+++ QUOTED TEXT +++

Jump to: navigation, search

This webpage is inspired from a tutorial provided to Igor and his team at NCSU in order to set up two phase flow test cases on a local cluster named Firebird at NCSU and Cetus/Mira at ALCF. At this time, do not expect anything but a series of copy-paste from emails. Please update this page for our viz nodes when you get a chance.

Thanks,

- Michel



Here is a tutorial about how to respectively partition the initial mesh and generate the phasta files on firebird (and other platforms including Cetus/Mira) using Chef. This tutorial is rather long but should include everything you need. The testcase to demonstrate the workflow is the familiar 3-way subchannel flow. The root path of this test case is /sgidata2/mrasquin/Models/subchannel. The parasolid model is located in /sgidata2/mrasquin/Models/subchannel/convertParasolid2ParasolidNative/geomFromSimmodeler_nat.xmt_txt. The workflow that describes how to use Chef is now explained in the next sections.

Env variables

All the subsequent tools need

  • The fresh version of openmpi I built on firebird
  • The latest Simmetrix library I installed in /Install on firebird.

To update your paths, source the following file: /Install/SCOREC.develop/envLinux2014.sh.

+++

*WRITTEN PROBLEM*
According to the Chef tutorial, which file should be sourced to update your paths? The listing comes from a separate source.

+++ DATA SEGMENT +++

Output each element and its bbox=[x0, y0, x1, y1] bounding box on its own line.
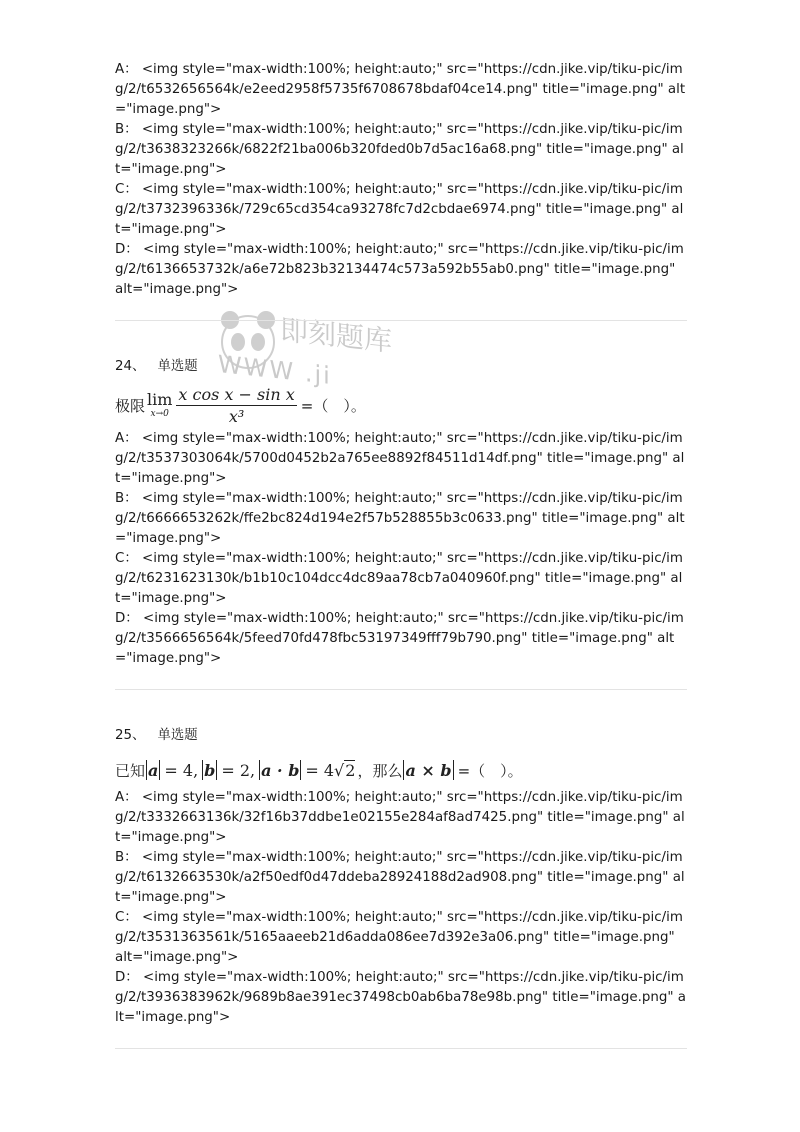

+++

*THE SOLUTION*
/Install/SCOREC.develop/envLinux2014.sh